Scan each line of the records for the word "content" and extract the ones that have it.

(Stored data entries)

>> START

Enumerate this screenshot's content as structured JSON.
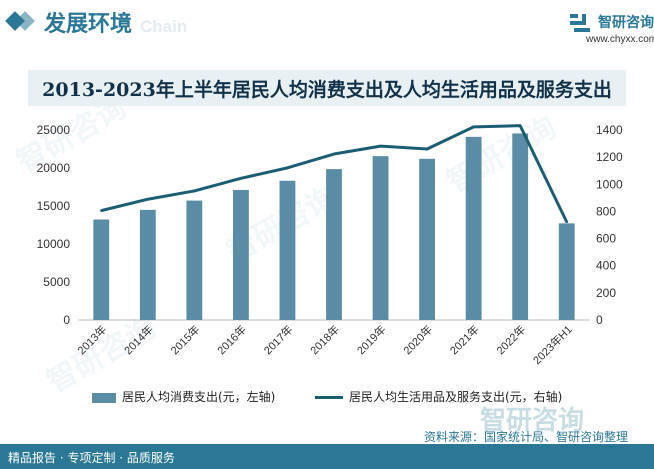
{
  "header": {
    "section_title": "发展环境",
    "ghost_text": "Chain",
    "brand_name": "智研咨询",
    "brand_url": "www.chyxx.com",
    "watermark": "智研咨询",
    "accent_color": "#2a7896"
  },
  "chart_title": "2013-2023年上半年居民人均消费支出及人均生活用品及服务支出",
  "legend": {
    "bar_label": "居民人均消费支出(元，左轴)",
    "line_label": "居民人均生活用品及服务支出(元，右轴)"
  },
  "source": "资料来源：国家统计局、智研咨询整理",
  "footer": {
    "left": "精品报告 · 专项定制 · 品质服务"
  },
  "chart_data": {
    "type": "bar",
    "categories": [
      "2013年",
      "2014年",
      "2015年",
      "2016年",
      "2017年",
      "2018年",
      "2019年",
      "2020年",
      "2021年",
      "2022年",
      "2023年H1"
    ],
    "series": [
      {
        "name": "居民人均消费支出(元，左轴)",
        "type": "bar",
        "axis": "left",
        "color": "#5b8ca5",
        "values": [
          13220,
          14491,
          15712,
          17111,
          18322,
          19853,
          21559,
          21210,
          24100,
          24538,
          12714
        ]
      },
      {
        "name": "居民人均生活用品及服务支出(元，右轴)",
        "type": "line",
        "axis": "right",
        "color": "#1b5e73",
        "values": [
          806,
          890,
          951,
          1044,
          1121,
          1223,
          1281,
          1260,
          1423,
          1432,
          722
        ]
      }
    ],
    "y_left": {
      "ticks": [
        0,
        5000,
        10000,
        15000,
        20000,
        25000
      ],
      "ylim": [
        0,
        25000
      ]
    },
    "y_right": {
      "ticks": [
        0,
        200,
        400,
        600,
        800,
        1000,
        1200,
        1400
      ],
      "ylim": [
        0,
        1400
      ]
    },
    "grid": false,
    "legend_position": "bottom"
  }
}
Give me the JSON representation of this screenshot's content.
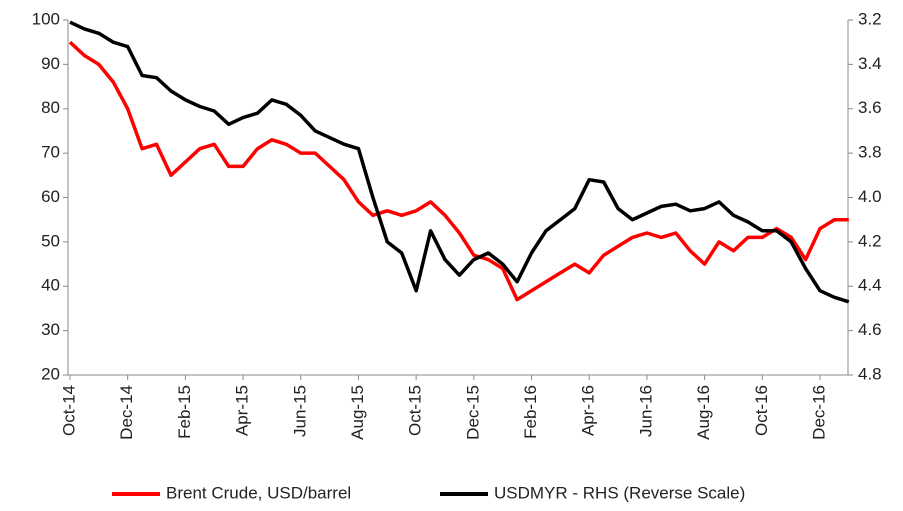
{
  "chart_data": {
    "type": "line",
    "categories": [
      "Oct-14",
      null,
      null,
      null,
      "Dec-14",
      null,
      null,
      null,
      "Feb-15",
      null,
      null,
      null,
      "Apr-15",
      null,
      null,
      null,
      "Jun-15",
      null,
      null,
      null,
      "Aug-15",
      null,
      null,
      null,
      "Oct-15",
      null,
      null,
      null,
      "Dec-15",
      null,
      null,
      null,
      "Feb-16",
      null,
      null,
      null,
      "Apr-16",
      null,
      null,
      null,
      "Jun-16",
      null,
      null,
      null,
      "Aug-16",
      null,
      null,
      null,
      "Oct-16",
      null,
      null,
      null,
      "Dec-16",
      null,
      null
    ],
    "series": [
      {
        "name": "Brent Crude, USD/barrel",
        "color": "#ff0000",
        "values": [
          95,
          92,
          90,
          86,
          80,
          71,
          72,
          65,
          68,
          71,
          72,
          67,
          67,
          71,
          73,
          72,
          70,
          70,
          67,
          64,
          59,
          56,
          57,
          56,
          57,
          59,
          56,
          52,
          47,
          46,
          44,
          37,
          39,
          41,
          43,
          45,
          43,
          47,
          49,
          51,
          52,
          51,
          52,
          48,
          45,
          50,
          48,
          51,
          51,
          53,
          51,
          46,
          53,
          55,
          55
        ]
      },
      {
        "name": "USDMYR - RHS (Reverse Scale)",
        "color": "#000000",
        "axis": "y2",
        "values": [
          3.21,
          3.24,
          3.26,
          3.3,
          3.32,
          3.45,
          3.46,
          3.52,
          3.56,
          3.59,
          3.61,
          3.67,
          3.64,
          3.62,
          3.56,
          3.58,
          3.63,
          3.7,
          3.73,
          3.76,
          3.78,
          4.0,
          4.2,
          4.25,
          4.42,
          4.15,
          4.28,
          4.35,
          4.28,
          4.25,
          4.3,
          4.38,
          4.25,
          4.15,
          4.1,
          4.05,
          3.92,
          3.93,
          4.05,
          4.1,
          4.07,
          4.04,
          4.03,
          4.06,
          4.05,
          4.02,
          4.08,
          4.11,
          4.15,
          4.15,
          4.2,
          4.32,
          4.42,
          4.45,
          4.47
        ]
      }
    ],
    "ylim": [
      20,
      100
    ],
    "yticks": [
      20,
      30,
      40,
      50,
      60,
      70,
      80,
      90,
      100
    ],
    "y2lim": [
      3.2,
      4.8
    ],
    "y2_reversed": true,
    "y2ticks": [
      3.2,
      3.4,
      3.6,
      3.8,
      {
        "value": 4,
        "label": "4.0"
      },
      4.2,
      4.4,
      4.6,
      4.8
    ],
    "legend": "bottom"
  }
}
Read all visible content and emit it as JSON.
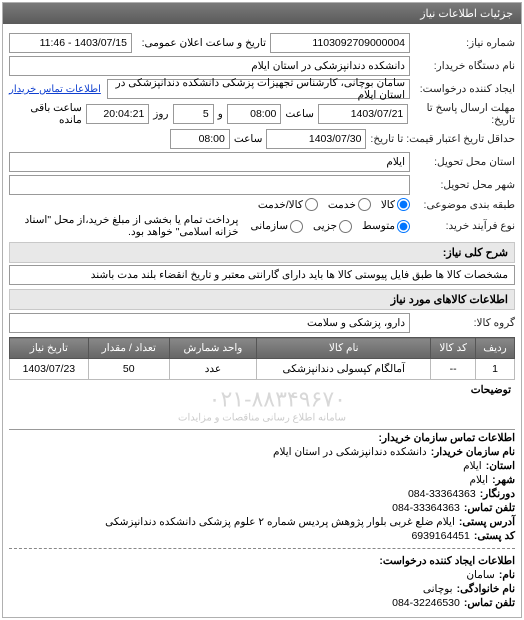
{
  "panel_title": "جزئیات اطلاعات نیاز",
  "fields": {
    "need_number_label": "شماره نیاز:",
    "need_number": "1103092709000004",
    "public_notice_label": "تاریخ و ساعت اعلان عمومی:",
    "public_notice": "1403/07/15 - 11:46",
    "buyer_device_label": "نام دستگاه خریدار:",
    "buyer_device": "دانشکده دندانپزشکی در استان ایلام",
    "request_creator_label": "ایجاد کننده درخواست:",
    "request_creator": "سامان بوچانی، کارشناس تجهیزات پزشکی دانشکده دندانپزشکی در استان ایلام",
    "buyer_contact_link": "اطلاعات تماس خریدار",
    "response_deadline_label": "مهلت ارسال پاسخ تا تاریخ:",
    "response_date": "1403/07/21",
    "time_label": "ساعت",
    "response_time": "08:00",
    "and_label": "و",
    "days_remaining": "5",
    "day_label": "روز",
    "remaining_time": "20:04:21",
    "remaining_time_label": "ساعت باقی مانده",
    "validity_deadline_label": "حداقل تاریخ اعتبار قیمت: تا تاریخ:",
    "validity_date": "1403/07/30",
    "validity_time": "08:00",
    "province_label": "استان محل تحویل:",
    "province": "ایلام",
    "city_label": "شهر محل تحویل:",
    "category_label": "طبقه بندی موضوعی:",
    "purchase_type_label": "نوع فرآیند خرید:",
    "purchase_type_note": "پرداخت تمام یا بخشی از مبلغ خرید،از محل \"اسناد خزانه اسلامی\" خواهد بود.",
    "need_key_label": "شرح کلی نیاز:",
    "need_key_text": "مشخصات کالا ها طبق فایل پیوستی کالا ها باید دارای گارانتی معتبر و تاریخ انقضاء بلند مدت باشند",
    "goods_info_title": "اطلاعات کالاهای مورد نیاز",
    "goods_group_label": "گروه کالا:",
    "goods_group": "دارو، پزشکی و سلامت",
    "notes_label": "توضیحات"
  },
  "radios_category": [
    {
      "label": "کالا",
      "name": "goods",
      "checked": true
    },
    {
      "label": "خدمت",
      "name": "service",
      "checked": false
    },
    {
      "label": "کالا/خدمت",
      "name": "both",
      "checked": false
    }
  ],
  "radios_purchase": [
    {
      "label": "متوسط",
      "name": "medium",
      "checked": true
    },
    {
      "label": "جزیی",
      "name": "minor",
      "checked": false
    },
    {
      "label": "سازمانی",
      "name": "org",
      "checked": false
    }
  ],
  "table": {
    "headers": [
      "ردیف",
      "کد کالا",
      "نام کالا",
      "واحد شمارش",
      "تعداد / مقدار",
      "تاریخ نیاز"
    ],
    "rows": [
      [
        "1",
        "--",
        "آمالگام کپسولی دندانپزشکی",
        "عدد",
        "50",
        "1403/07/23"
      ]
    ]
  },
  "watermark": {
    "main": "۰۲۱-۸۸۳۴۹۶۷۰",
    "sub": "سامانه اطلاع رسانی مناقصات و مزایدات"
  },
  "contact_buyer": {
    "title": "اطلاعات تماس سازمان خریدار:",
    "lines": [
      {
        "label": "نام سازمان خریدار:",
        "value": "دانشکده دندانپزشکی در استان ایلام"
      },
      {
        "label": "استان:",
        "value": "ایلام"
      },
      {
        "label": "شهر:",
        "value": "ایلام"
      },
      {
        "label": "دورنگار:",
        "value": "33364363-084"
      },
      {
        "label": "تلفن تماس:",
        "value": "33364363-084"
      },
      {
        "label": "آدرس پستی:",
        "value": "ایلام ضلع غربی بلوار پژوهش پردیس شماره ۲ علوم پزشکی دانشکده دندانپزشکی"
      },
      {
        "label": "کد پستی:",
        "value": "6939164451"
      }
    ]
  },
  "contact_creator": {
    "title": "اطلاعات ایجاد کننده درخواست:",
    "lines": [
      {
        "label": "نام:",
        "value": "سامان"
      },
      {
        "label": "نام خانوادگی:",
        "value": "بوچانی"
      },
      {
        "label": "تلفن تماس:",
        "value": "32246530-084"
      }
    ]
  },
  "colors": {
    "header_bg": "#6a6a6a",
    "border": "#999999",
    "link": "#1040d0",
    "section_bg": "#e8e8e8"
  }
}
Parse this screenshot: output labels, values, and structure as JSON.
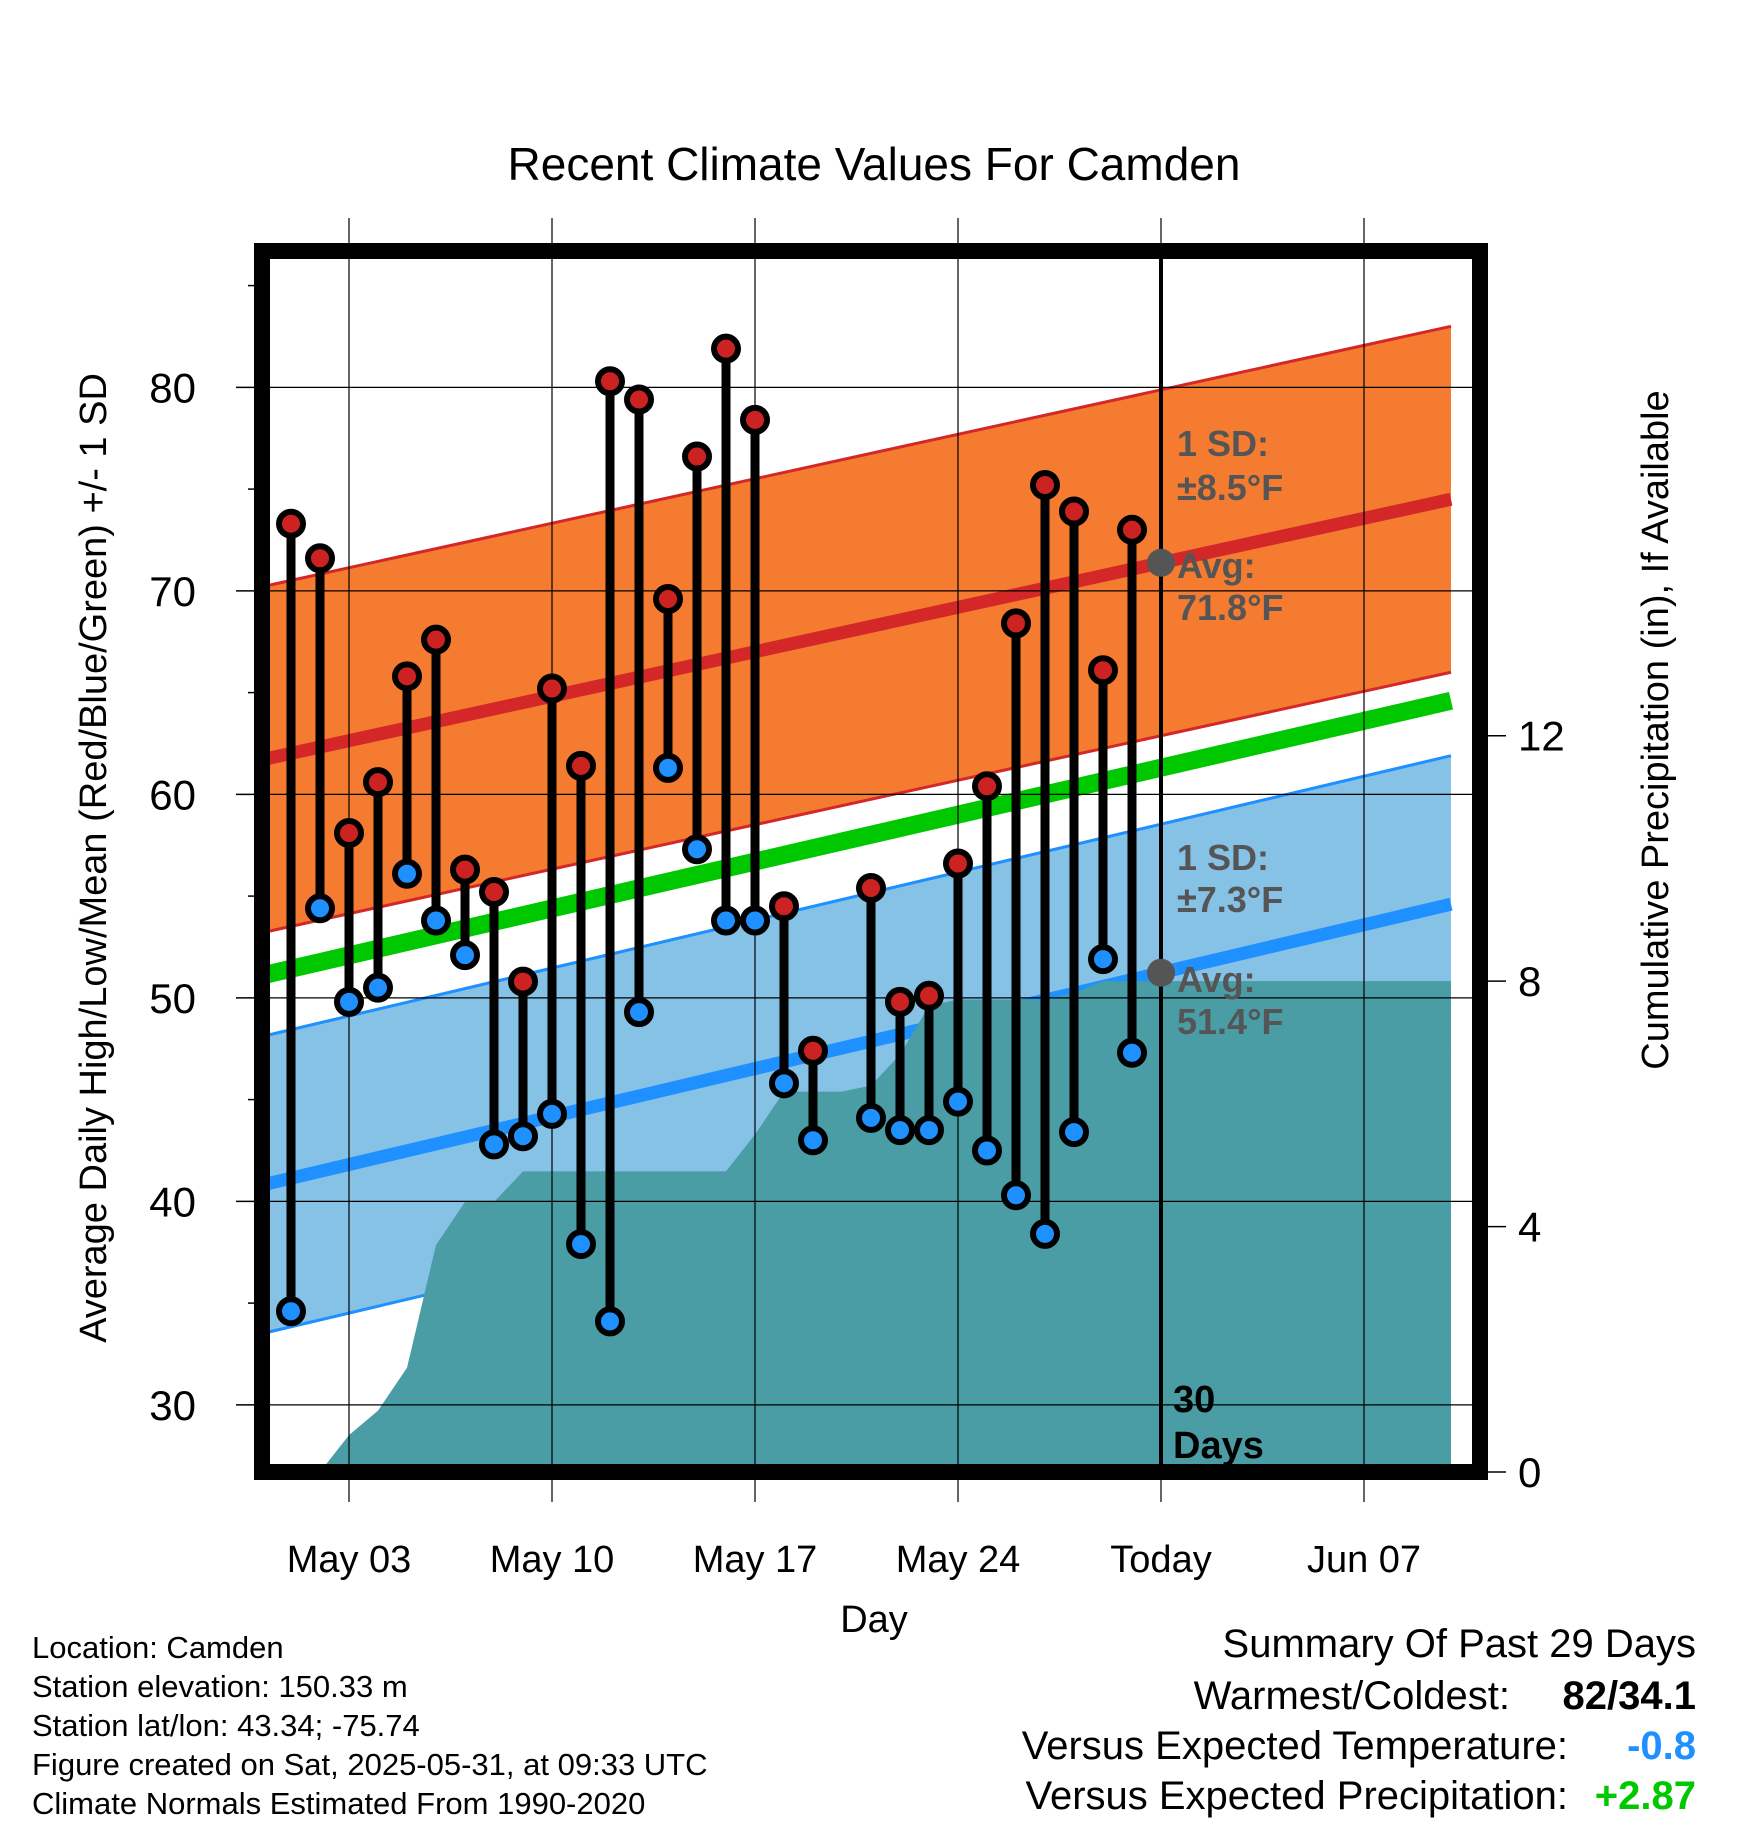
{
  "chart_data": {
    "type": "line",
    "title": "Recent Climate Values For Camden",
    "xlabel": "Day",
    "ylabel": "Average Daily High/Low/Mean (Red/Blue/Green) +/- 1 SD",
    "y2label": "Cumulative Precipitation (in), If Available",
    "x_tick_labels": [
      "May 03",
      "May 10",
      "May 17",
      "May 24",
      "Today",
      "Jun 07"
    ],
    "y_ticks": [
      30,
      40,
      50,
      60,
      70,
      80
    ],
    "y2_ticks": [
      0,
      4,
      8,
      12
    ],
    "ylim": [
      26.7,
      86.7
    ],
    "y2lim": [
      0,
      19.9
    ],
    "x_day_range": [
      0,
      42
    ],
    "today_day": 31,
    "today_label": "30\nDays",
    "series": [
      {
        "name": "High",
        "color": "#cc2222",
        "day": [
          1,
          2,
          3,
          4,
          5,
          6,
          7,
          8,
          9,
          10,
          11,
          12,
          13,
          14,
          15,
          16,
          17,
          18,
          19,
          21,
          22,
          23,
          24,
          25,
          26,
          27,
          28,
          29,
          30
        ],
        "values": [
          73.3,
          71.6,
          58.1,
          60.6,
          65.8,
          67.6,
          56.3,
          55.2,
          50.8,
          65.2,
          61.4,
          80.3,
          79.4,
          69.6,
          76.6,
          81.9,
          78.4,
          54.5,
          47.4,
          55.4,
          49.8,
          50.1,
          56.6,
          60.4,
          68.4,
          75.2,
          73.9,
          66.1,
          73.0
        ]
      },
      {
        "name": "Low",
        "color": "#1e90ff",
        "day": [
          1,
          2,
          3,
          4,
          5,
          6,
          7,
          8,
          9,
          10,
          11,
          12,
          13,
          14,
          15,
          16,
          17,
          18,
          19,
          21,
          22,
          23,
          24,
          25,
          26,
          27,
          28,
          29,
          30
        ],
        "values": [
          34.6,
          54.4,
          49.8,
          50.5,
          56.1,
          53.8,
          52.1,
          42.8,
          43.2,
          44.3,
          37.9,
          34.1,
          49.3,
          61.3,
          57.3,
          53.8,
          53.8,
          45.8,
          43.0,
          44.1,
          43.5,
          43.5,
          44.9,
          42.5,
          40.3,
          38.4,
          43.4,
          51.9,
          47.3
        ]
      },
      {
        "name": "Mean",
        "color": "#00c800",
        "day": [
          0,
          41
        ],
        "values": [
          51.1,
          64.6
        ]
      }
    ],
    "bands": [
      {
        "name": "High normal",
        "fill": "#f47b30",
        "line": "#d42828",
        "day": [
          0,
          41
        ],
        "mean": [
          61.7,
          74.5
        ],
        "sd": 8.5
      },
      {
        "name": "Low normal",
        "fill": "#86c1e6",
        "line": "#1e90ff",
        "day": [
          0,
          41
        ],
        "mean": [
          40.8,
          54.6
        ],
        "sd": 7.3
      }
    ],
    "precipitation": {
      "color": "#4a9ca5",
      "day": [
        1,
        2,
        3,
        4,
        5,
        6,
        7,
        8,
        9,
        10,
        11,
        12,
        13,
        14,
        15,
        16,
        17,
        18,
        19,
        20,
        21,
        22,
        23,
        24,
        25,
        26,
        27,
        28,
        29,
        30,
        31,
        32,
        33,
        34,
        35,
        36,
        37,
        38,
        39,
        40,
        41
      ],
      "values": [
        0,
        0,
        0.6,
        1.0,
        1.7,
        3.7,
        4.4,
        4.4,
        4.9,
        4.9,
        4.9,
        4.9,
        4.9,
        4.9,
        4.9,
        4.9,
        5.5,
        6.2,
        6.2,
        6.2,
        6.3,
        6.8,
        7.6,
        7.7,
        7.7,
        7.7,
        7.7,
        7.8,
        8.0,
        8.0,
        8.0,
        8.0,
        8.0,
        8.0,
        8.0,
        8.0,
        8.0,
        8.0,
        8.0,
        8.0,
        8.0
      ]
    },
    "annotations": [
      {
        "line1": "1 SD:",
        "line2": "±8.5°F"
      },
      {
        "line1": "Avg:",
        "line2": "71.8°F",
        "value": 71.8
      },
      {
        "line1": "1 SD:",
        "line2": "±7.3°F"
      },
      {
        "line1": "Avg:",
        "line2": "51.4°F",
        "value": 51.4
      }
    ],
    "grid": true
  },
  "info": {
    "location": "Location: Camden",
    "elevation": "Station elevation: 150.33 m",
    "latlon": "Station lat/lon: 43.34; -75.74",
    "created": "Figure created on Sat, 2025-05-31, at 09:33 UTC",
    "normals": "Climate Normals Estimated From 1990-2020"
  },
  "summary": {
    "title": "Summary Of Past 29 Days",
    "warmest_label": "Warmest/Coldest:",
    "warmest_value": "82/34.1",
    "temp_label": "Versus Expected Temperature:",
    "temp_value": "-0.8",
    "temp_color": "#1e90ff",
    "precip_label": "Versus Expected Precipitation:",
    "precip_value": "+2.87",
    "precip_color": "#00c800"
  }
}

>> END

Solved problem |
Enumerate this screenshot's content as structured JSON.
Give me the JSON representation of this screenshot's content.
Read all visible content and emit it as JSON.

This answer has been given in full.